→ WHAT IS ASKED
Render the material again word for word, skipping the pictures in it.
>> Begin RECORDS SHOWN
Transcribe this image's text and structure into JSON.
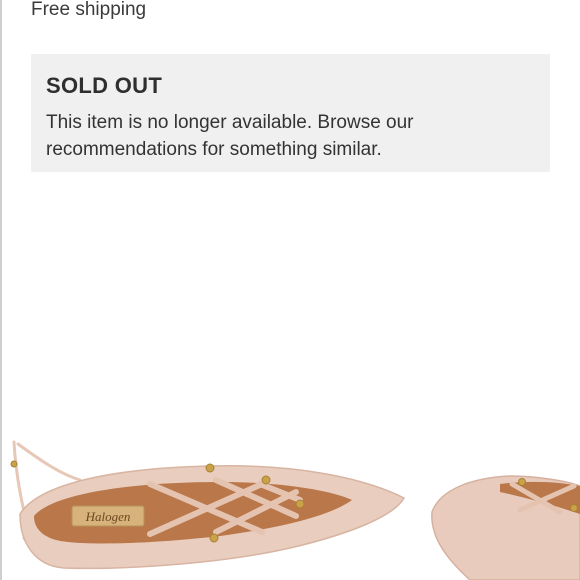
{
  "shipping": {
    "label": "Free shipping"
  },
  "availability": {
    "status": "SOLD OUT",
    "message": "This item is no longer available. Browse our recommendations for something similar."
  },
  "product_image": {
    "brand_logo_text": "Halogen",
    "alt": ""
  },
  "colors": {
    "panel_background": "#f0f0f0",
    "shoe_blush": "#e9cdbf",
    "lining_tan": "#b9774a",
    "hardware_gold": "#c9a24a"
  }
}
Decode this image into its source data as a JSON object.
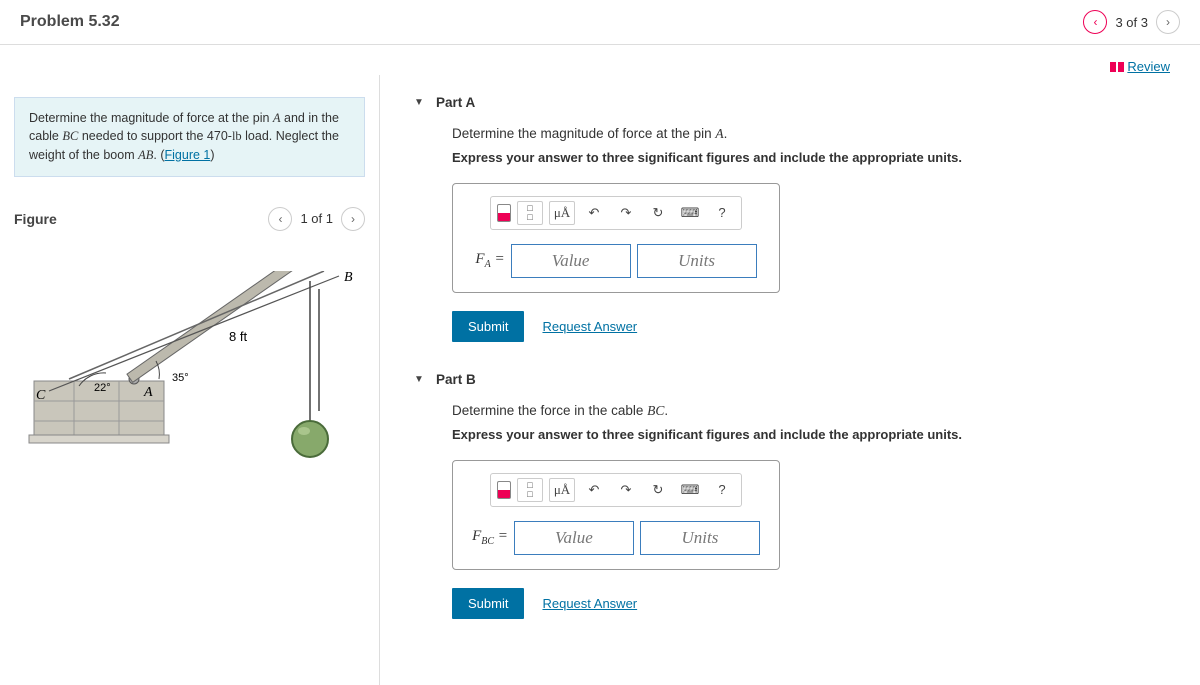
{
  "header": {
    "title": "Problem 5.32",
    "pager_text": "3 of 3"
  },
  "review_label": "Review",
  "description": {
    "text_before_A": "Determine the magnitude of force at the pin ",
    "A": "A",
    "text_mid1": " and in the cable ",
    "BC": "BC",
    "text_mid2": " needed to support the 470-",
    "lb": "lb",
    "text_mid3": " load. Neglect the weight of the boom ",
    "AB": "AB",
    "text_end": ". (",
    "figure_link": "Figure 1",
    "close": ")"
  },
  "figure": {
    "heading": "Figure",
    "pager": "1 of 1",
    "label_8ft": "8 ft",
    "label_22": "22°",
    "label_35": "35°",
    "point_A": "A",
    "point_B": "B",
    "point_C": "C"
  },
  "parts": {
    "A": {
      "title": "Part A",
      "question_pre": "Determine the magnitude of force at the pin ",
      "question_sym": "A",
      "question_post": ".",
      "instruction": "Express your answer to three significant figures and include the appropriate units.",
      "label_html": "F_A =",
      "value_placeholder": "Value",
      "units_placeholder": "Units",
      "submit": "Submit",
      "request": "Request Answer",
      "mu": "μÅ",
      "help": "?"
    },
    "B": {
      "title": "Part B",
      "question_pre": "Determine the force in the cable ",
      "question_sym": "BC",
      "question_post": ".",
      "instruction": "Express your answer to three significant figures and include the appropriate units.",
      "label_html": "F_BC =",
      "value_placeholder": "Value",
      "units_placeholder": "Units",
      "submit": "Submit",
      "request": "Request Answer",
      "mu": "μÅ",
      "help": "?"
    }
  }
}
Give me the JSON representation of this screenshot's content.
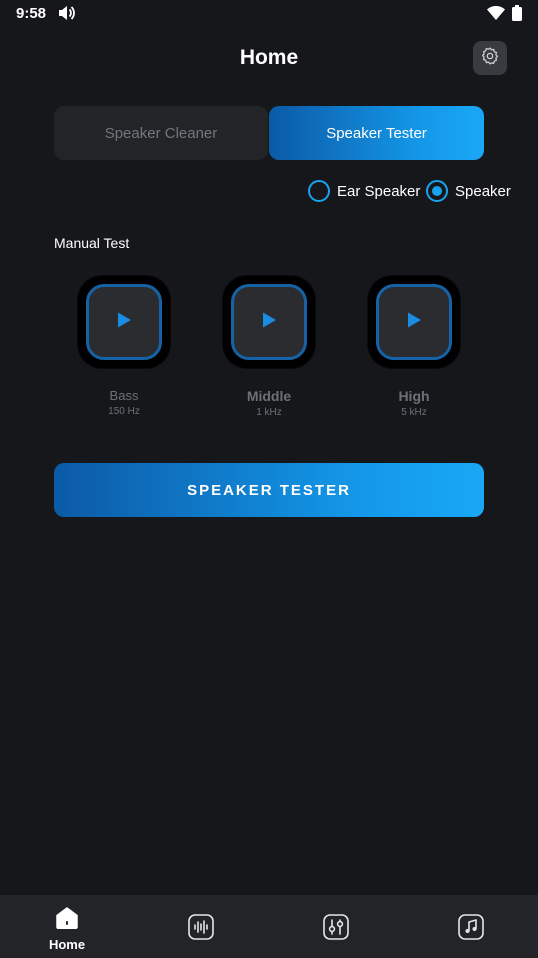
>> End RECORDS SHOWN
→ RESPONSE BELOW
Transcribe this image's text and structure into JSON.
{
  "shipping": {
    "label": "Free shipping"
  },
  "availability": {
    "status": "SOLD OUT",
    "message": "This item is no longer available. Browse our recommendations for something similar."
  },
  "product_image": {
    "brand_logo_text": "Halogen",
    "alt": ""
  },
  "colors": {
    "panel_background": "#f0f0f0",
    "shoe_blush": "#e9cdbf",
    "lining_tan": "#b9774a",
    "hardware_gold": "#c9a24a"
  }
}
Decode this image into its source data as a JSON object.
{
  "header": {
    "title": "Problem 5.32",
    "pager_text": "3 of 3"
  },
  "review_label": "Review",
  "description": {
    "text_before_A": "Determine the magnitude of force at the pin ",
    "A": "A",
    "text_mid1": " and in the cable ",
    "BC": "BC",
    "text_mid2": " needed to support the 470-",
    "lb": "lb",
    "text_mid3": " load. Neglect the weight of the boom ",
    "AB": "AB",
    "text_end": ". (",
    "figure_link": "Figure 1",
    "close": ")"
  },
  "figure": {
    "heading": "Figure",
    "pager": "1 of 1",
    "label_8ft": "8 ft",
    "label_22": "22°",
    "label_35": "35°",
    "point_A": "A",
    "point_B": "B",
    "point_C": "C"
  },
  "parts": {
    "A": {
      "title": "Part A",
      "question_pre": "Determine the magnitude of force at the pin ",
      "question_sym": "A",
      "question_post": ".",
      "instruction": "Express your answer to three significant figures and include the appropriate units.",
      "label_html": "F_A =",
      "value_placeholder": "Value",
      "units_placeholder": "Units",
      "submit": "Submit",
      "request": "Request Answer",
      "mu": "μÅ",
      "help": "?"
    },
    "B": {
      "title": "Part B",
      "question_pre": "Determine the force in the cable ",
      "question_sym": "BC",
      "question_post": ".",
      "instruction": "Express your answer to three significant figures and include the appropriate units.",
      "label_html": "F_BC =",
      "value_placeholder": "Value",
      "units_placeholder": "Units",
      "submit": "Submit",
      "request": "Request Answer",
      "mu": "μÅ",
      "help": "?"
    }
  }
}
Give me the JSON representation of this screenshot's content.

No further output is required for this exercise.